The Measure of InjuryToday’s Bright Idea comes from Martha Chamallas and Jenny Wriggins. Martha Chamallas is the Robert J. Lynn Chair in Law at the Ohio State University, Moritz College of Law and is the author of Introduction to Feminist Legal Theory, and Jenny Wriggins is the Sumner T. Bernstein Professor of Law at the University of Maine School of Law. Both Martha and Jenny have written extensively about some of the ways in which tort law fails to adequately respond to the experiences of marginalized groups such as women and racial minorities. In The Measure of Injury, published earlier this last year by NYU Press, the authors draw on their expertise (and a stunning array of mind-boggling real-life examples) to systematically demonstrate that tort law undervalues women and racial minorities, both historically and into the present. It’s an incredibly valuable contribution which also makes for a fascinating read. For the Bright Ideas series, we asked the authors a few questions about the book and also about their larger project.

1. As a general observer it seems to me that there is a moderately widespread public perception that race and gender inequalities are largely a thing of the past. What would you say in response to that idea?
-=-=-=-=-
### Written instruction 1
List every institution or organization named in the excerpt on The Measure of Injury.
### Written instruction 2
Transcribe the excerpt on The Measure of Injury from "1. As a general" up to and including "to that idea?".

[Lines of data]
-=-=-=-=-
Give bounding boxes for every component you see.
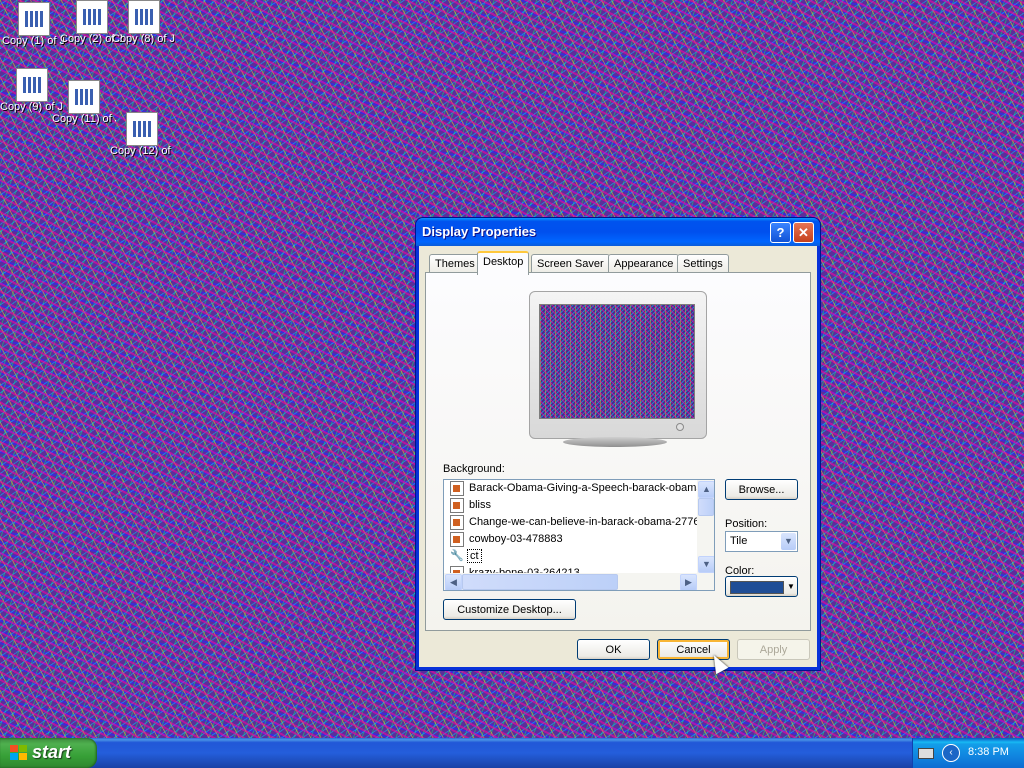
- apply-button[interactable]: Apply: [737, 639, 810, 660]
- start-button[interactable]: start: [0, 738, 97, 768]
- keyboard-icon[interactable]: [918, 748, 934, 759]
- position-value: Tile: [730, 535, 748, 547]
- tray-collapse-icon[interactable]: ‹: [942, 744, 960, 762]
- list-item[interactable]: Change-we-can-believe-in-barack-obama-27…: [450, 514, 698, 531]
- ok-button-label: OK: [605, 644, 622, 656]
- list-item-label: bliss: [469, 499, 492, 511]
- monitor-preview: [529, 291, 707, 439]
- image-file-icon: [450, 514, 464, 530]
- scroll-thumb[interactable]: [698, 498, 714, 516]
- document-icon: [76, 0, 108, 34]
- tab-settings[interactable]: Settings: [677, 254, 729, 273]
- image-file-icon: [450, 480, 464, 496]
- list-item[interactable]: Barack-Obama-Giving-a-Speech-barack-obam…: [450, 480, 698, 497]
- color-picker-button[interactable]: ▼: [725, 576, 798, 597]
- desktop-icon-label: Copy (1) of JERKOFF: [2, 36, 66, 47]
- list-item[interactable]: bliss: [450, 497, 698, 514]
- clock[interactable]: 8:38 PM: [968, 746, 1009, 758]
- desktop-tab-panel: Background: Barack-Obama-Giving-a-Speech…: [425, 272, 811, 631]
- cancel-button-label: Cancel: [676, 644, 711, 656]
- question-mark-icon: ?: [776, 225, 785, 240]
- scroll-left-icon[interactable]: ◀: [445, 574, 462, 590]
- document-icon: [18, 2, 50, 36]
- tab-screen-saver[interactable]: Screen Saver: [531, 254, 610, 273]
- position-select[interactable]: Tile ▼: [725, 531, 798, 552]
- help-button[interactable]: ?: [770, 222, 791, 243]
- scroll-down-icon[interactable]: ▼: [698, 556, 714, 573]
- taskbar: start ‹ 8:38 PM: [0, 738, 1024, 768]
- apply-button-label: Apply: [759, 644, 788, 656]
- browse-button-label: Browse...: [738, 484, 785, 496]
- close-button[interactable]: ✕: [793, 222, 814, 243]
- list-item-label: Change-we-can-believe-in-barack-obama-27…: [469, 516, 698, 528]
- customize-desktop-label: Customize Desktop...: [457, 604, 562, 616]
- ok-button[interactable]: OK: [577, 639, 650, 660]
- browse-button[interactable]: Browse...: [725, 479, 798, 500]
- windows-logo-icon: [10, 745, 28, 761]
- document-icon: [128, 0, 160, 34]
- wrench-icon: 🔧: [450, 550, 464, 562]
- tab-appearance[interactable]: Appearance: [608, 254, 680, 273]
- start-label: start: [32, 742, 72, 762]
- document-icon: [126, 112, 158, 146]
- background-list[interactable]: Barack-Obama-Giving-a-Speech-barack-obam…: [443, 479, 715, 591]
- position-label: Position:: [725, 518, 768, 530]
- desktop-icon[interactable]: Copy (11) of JERKOFF: [52, 80, 116, 125]
- list-item-label: ct: [467, 549, 482, 564]
- scroll-right-icon[interactable]: ▶: [680, 574, 697, 590]
- window-title: Display Properties: [422, 224, 537, 239]
- desktop-icon[interactable]: Copy (1) of JERKOFF: [2, 2, 66, 47]
- background-label: Background:: [443, 463, 505, 475]
- chevron-down-icon: ▼: [787, 582, 795, 591]
- list-item-label: Barack-Obama-Giving-a-Speech-barack-obam…: [469, 482, 698, 494]
- tab-desktop[interactable]: Desktop: [477, 251, 530, 275]
- desktop-icon[interactable]: Copy (8) of JERKOFF: [112, 0, 176, 45]
- tab-themes[interactable]: Themes: [429, 254, 481, 273]
- desktop-icon-label: Copy (8) of JERKOFF: [112, 34, 176, 45]
- color-swatch: [730, 581, 784, 594]
- desktop-icon[interactable]: Copy (12) of JERKOFF: [110, 112, 174, 157]
- desktop-icon-label: Copy (11) of JERKOFF: [52, 114, 116, 125]
- list-item-label: cowboy-03-478883: [469, 533, 563, 545]
- power-led-icon: [676, 423, 684, 431]
- window-client: Themes Desktop Screen Saver Appearance S…: [419, 246, 817, 667]
- document-icon: [16, 68, 48, 102]
- customize-desktop-button[interactable]: Customize Desktop...: [443, 599, 576, 620]
- document-icon: [68, 80, 100, 114]
- scroll-up-icon[interactable]: ▲: [698, 481, 714, 498]
- image-file-icon: [450, 497, 464, 513]
- system-tray: ‹ 8:38 PM: [912, 738, 1024, 768]
- horizontal-scrollbar[interactable]: ◀ ▶: [444, 573, 714, 590]
- vertical-scrollbar[interactable]: ▲ ▼: [697, 480, 714, 573]
- image-file-icon: [450, 531, 464, 547]
- desktop-icon-label: Copy (12) of JERKOFF: [110, 146, 174, 157]
- list-item-selected[interactable]: 🔧 ct: [450, 548, 698, 565]
- wallpaper-preview: [539, 304, 695, 419]
- display-properties-window: Display Properties ? ✕ Themes Desktop Sc…: [416, 218, 820, 670]
- list-item[interactable]: cowboy-03-478883: [450, 531, 698, 548]
- scroll-thumb[interactable]: [462, 574, 618, 590]
- close-icon: ✕: [798, 225, 809, 240]
- chevron-down-icon[interactable]: ▼: [781, 533, 796, 550]
- monitor-stand: [563, 437, 667, 447]
- title-bar[interactable]: Display Properties ? ✕: [416, 218, 820, 246]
-=-=-=-=-
### Final result 1
- Ohio State University
- Moritz College of Law
- University of Maine School of Law
- NYU Press

### Final result 2
1. As a general observer it seems to me that there is a moderately widespread public perception that race and gender inequalities are largely a thing of the past. What would you say in response to that idea?